**Stated task**
Write out each line from the data below that includes the word "your".

**Record set**
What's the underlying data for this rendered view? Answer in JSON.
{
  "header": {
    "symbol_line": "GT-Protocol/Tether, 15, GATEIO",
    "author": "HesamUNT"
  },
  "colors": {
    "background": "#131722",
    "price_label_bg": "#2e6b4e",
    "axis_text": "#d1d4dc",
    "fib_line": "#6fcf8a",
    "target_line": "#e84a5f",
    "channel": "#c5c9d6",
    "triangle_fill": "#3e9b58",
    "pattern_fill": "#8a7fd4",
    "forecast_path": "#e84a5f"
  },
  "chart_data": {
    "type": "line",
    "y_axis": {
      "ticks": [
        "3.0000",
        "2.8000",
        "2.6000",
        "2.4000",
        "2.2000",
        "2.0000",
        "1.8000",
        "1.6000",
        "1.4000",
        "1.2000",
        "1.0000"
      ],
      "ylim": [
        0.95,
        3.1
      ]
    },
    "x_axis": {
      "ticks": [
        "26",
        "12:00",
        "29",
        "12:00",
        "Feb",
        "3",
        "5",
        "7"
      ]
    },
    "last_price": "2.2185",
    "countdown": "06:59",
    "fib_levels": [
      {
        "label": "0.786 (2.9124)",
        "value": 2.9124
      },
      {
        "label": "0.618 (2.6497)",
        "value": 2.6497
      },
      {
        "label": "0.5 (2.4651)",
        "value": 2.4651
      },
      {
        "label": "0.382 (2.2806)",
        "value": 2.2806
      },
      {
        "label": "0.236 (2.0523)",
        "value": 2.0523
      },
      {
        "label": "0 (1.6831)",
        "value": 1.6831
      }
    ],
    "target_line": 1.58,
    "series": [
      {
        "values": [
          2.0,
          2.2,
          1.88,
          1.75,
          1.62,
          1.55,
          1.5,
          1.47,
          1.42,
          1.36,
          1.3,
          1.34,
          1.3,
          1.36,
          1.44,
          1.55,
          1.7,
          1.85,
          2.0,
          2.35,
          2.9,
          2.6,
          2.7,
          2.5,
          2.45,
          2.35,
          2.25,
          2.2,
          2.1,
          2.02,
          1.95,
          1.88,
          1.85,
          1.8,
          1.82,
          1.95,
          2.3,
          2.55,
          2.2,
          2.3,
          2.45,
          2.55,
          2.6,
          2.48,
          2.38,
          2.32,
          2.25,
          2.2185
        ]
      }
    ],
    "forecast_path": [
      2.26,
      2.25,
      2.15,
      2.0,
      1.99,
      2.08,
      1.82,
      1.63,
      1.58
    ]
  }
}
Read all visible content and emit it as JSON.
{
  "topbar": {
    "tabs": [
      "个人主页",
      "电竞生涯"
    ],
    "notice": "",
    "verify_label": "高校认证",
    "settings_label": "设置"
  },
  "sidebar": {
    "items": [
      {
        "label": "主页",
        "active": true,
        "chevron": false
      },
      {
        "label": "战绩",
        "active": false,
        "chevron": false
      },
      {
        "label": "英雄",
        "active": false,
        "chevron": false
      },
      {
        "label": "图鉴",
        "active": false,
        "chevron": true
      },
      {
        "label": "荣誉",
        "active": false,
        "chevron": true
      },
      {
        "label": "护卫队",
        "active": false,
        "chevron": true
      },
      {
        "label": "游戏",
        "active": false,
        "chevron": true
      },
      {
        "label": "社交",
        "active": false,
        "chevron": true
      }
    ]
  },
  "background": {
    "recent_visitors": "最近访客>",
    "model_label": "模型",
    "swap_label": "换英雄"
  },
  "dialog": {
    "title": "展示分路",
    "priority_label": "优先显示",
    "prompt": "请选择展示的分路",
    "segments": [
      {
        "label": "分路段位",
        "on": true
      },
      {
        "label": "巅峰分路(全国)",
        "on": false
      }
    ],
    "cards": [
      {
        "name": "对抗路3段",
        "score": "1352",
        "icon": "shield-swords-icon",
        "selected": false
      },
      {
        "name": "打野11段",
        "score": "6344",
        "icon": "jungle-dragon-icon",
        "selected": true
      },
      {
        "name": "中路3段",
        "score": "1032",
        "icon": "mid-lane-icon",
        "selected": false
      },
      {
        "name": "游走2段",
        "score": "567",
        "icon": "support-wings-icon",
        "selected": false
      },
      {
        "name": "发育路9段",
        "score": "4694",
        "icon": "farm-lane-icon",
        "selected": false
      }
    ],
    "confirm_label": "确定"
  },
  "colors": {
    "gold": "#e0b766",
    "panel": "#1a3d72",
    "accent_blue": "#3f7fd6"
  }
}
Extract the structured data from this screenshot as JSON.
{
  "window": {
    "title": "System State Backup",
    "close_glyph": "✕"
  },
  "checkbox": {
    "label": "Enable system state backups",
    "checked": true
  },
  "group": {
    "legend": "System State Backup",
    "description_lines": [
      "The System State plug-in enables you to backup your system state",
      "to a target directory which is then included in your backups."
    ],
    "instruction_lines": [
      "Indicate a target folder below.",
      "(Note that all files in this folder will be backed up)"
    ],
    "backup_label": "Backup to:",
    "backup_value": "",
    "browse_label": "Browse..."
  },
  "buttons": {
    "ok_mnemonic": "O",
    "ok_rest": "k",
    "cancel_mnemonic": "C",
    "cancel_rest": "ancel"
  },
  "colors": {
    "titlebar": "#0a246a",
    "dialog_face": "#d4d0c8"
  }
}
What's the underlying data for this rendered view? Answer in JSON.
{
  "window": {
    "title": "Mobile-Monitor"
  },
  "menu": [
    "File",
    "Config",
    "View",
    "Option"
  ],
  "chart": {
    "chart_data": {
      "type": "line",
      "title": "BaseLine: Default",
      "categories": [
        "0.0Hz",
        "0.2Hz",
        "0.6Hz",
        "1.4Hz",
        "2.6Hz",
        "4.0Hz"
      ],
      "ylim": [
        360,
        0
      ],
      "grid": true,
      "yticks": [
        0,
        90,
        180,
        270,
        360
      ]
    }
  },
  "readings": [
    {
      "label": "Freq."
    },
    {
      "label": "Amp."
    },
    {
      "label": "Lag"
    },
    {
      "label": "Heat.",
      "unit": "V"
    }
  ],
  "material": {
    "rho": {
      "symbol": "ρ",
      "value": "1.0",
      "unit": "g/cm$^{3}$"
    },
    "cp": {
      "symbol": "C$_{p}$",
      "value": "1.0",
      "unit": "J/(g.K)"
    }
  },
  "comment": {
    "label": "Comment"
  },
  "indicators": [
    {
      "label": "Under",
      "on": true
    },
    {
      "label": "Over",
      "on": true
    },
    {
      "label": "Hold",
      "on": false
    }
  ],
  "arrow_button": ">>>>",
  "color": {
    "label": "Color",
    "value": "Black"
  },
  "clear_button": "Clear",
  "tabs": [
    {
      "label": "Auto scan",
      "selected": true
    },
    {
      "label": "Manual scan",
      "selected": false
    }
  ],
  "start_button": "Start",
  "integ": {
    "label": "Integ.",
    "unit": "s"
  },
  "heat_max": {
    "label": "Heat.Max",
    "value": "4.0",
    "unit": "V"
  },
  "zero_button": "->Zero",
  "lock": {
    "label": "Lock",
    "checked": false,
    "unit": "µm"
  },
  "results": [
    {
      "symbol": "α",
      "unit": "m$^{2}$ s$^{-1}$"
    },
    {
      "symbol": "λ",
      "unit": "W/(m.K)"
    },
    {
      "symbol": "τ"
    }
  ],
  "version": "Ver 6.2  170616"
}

**Output**
      "The System State plug-in enables you to backup your system state",
      "to a target directory which is then included in your backups."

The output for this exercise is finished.